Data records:

— Begin —

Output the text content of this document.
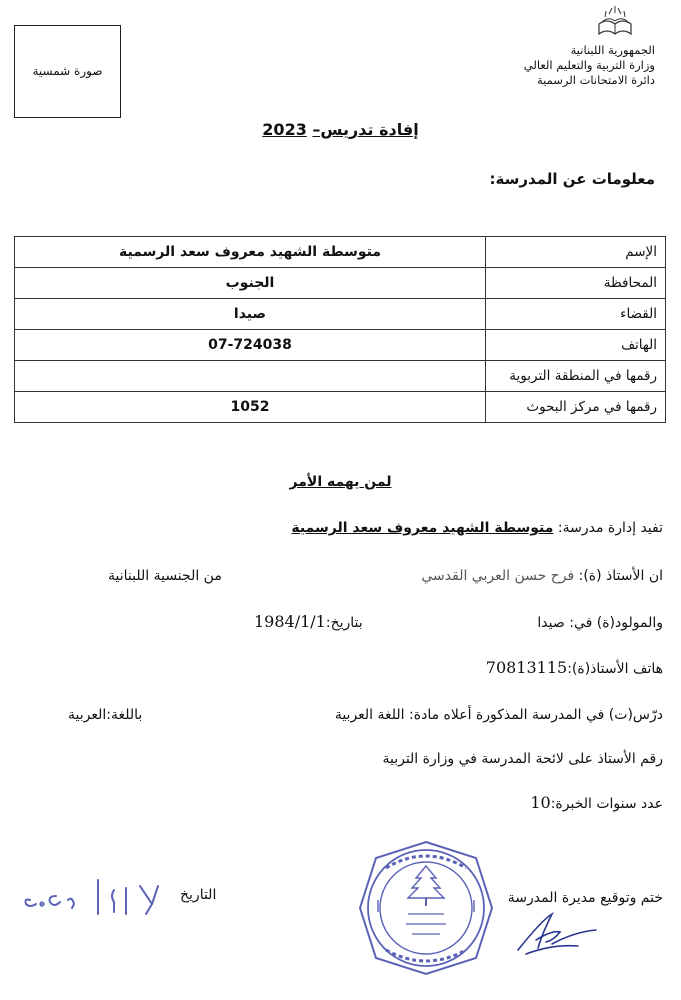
صورة شمسية
الجمهورية اللبنانية
وزارة التربية والتعليم العالي
دائرة الامتحانات الرسمية
إفادة تدريس– 2023
معلومات عن المدرسة:
الإسم	متوسطة الشهيد معروف سعد الرسمية
المحافظة	الجنوب
القضاء	صيدا
الهاتف	07-724038
رقمها في المنطقة التربوية	
رقمها في مركز البحوث	1052
لمن يهمه الأمر
تفيد إدارة مدرسة: متوسطة الشهيد معروف سعد الرسمية
ان الأستاذ (ة): فرح حسن العربي القدسي
من الجنسية اللبنانية
والمولود(ة) في: صيدا
بتاريخ:1984/1/1
هاتف الأستاذ(ة):70813115
درّس(ت) في المدرسة المذكورة أعلاه مادة: اللغة العربية
باللغة:العربية
رقم الأستاذ على لائحة المدرسة في وزارة التربية
عدد سنوات الخبرة:10
ختم وتوقيع مديرة المدرسة
التاريخ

— End —

Set down every entry word for word, but omit the pictures.

Task answer:
Output the text content of this document.
صورة شمسية
الجمهورية اللبنانية
وزارة التربية والتعليم العالي
دائرة الامتحانات الرسمية
إفادة تدريس– 2023
معلومات عن المدرسة:
الإسم	متوسطة الشهيد معروف سعد الرسمية
المحافظة	الجنوب
القضاء	صيدا
الهاتف	07-724038
رقمها في المنطقة التربوية	
رقمها في مركز البحوث	1052
لمن يهمه الأمر
تفيد إدارة مدرسة: متوسطة الشهيد معروف سعد الرسمية
ان الأستاذ (ة): فرح حسن العربي القدسي
من الجنسية اللبنانية
والمولود(ة) في: صيدا
بتاريخ:1984/1/1
هاتف الأستاذ(ة):70813115
درّس(ت) في المدرسة المذكورة أعلاه مادة: اللغة العربية
باللغة:العربية
رقم الأستاذ على لائحة المدرسة في وزارة التربية
عدد سنوات الخبرة:10
ختم وتوقيع مديرة المدرسة
التاريخ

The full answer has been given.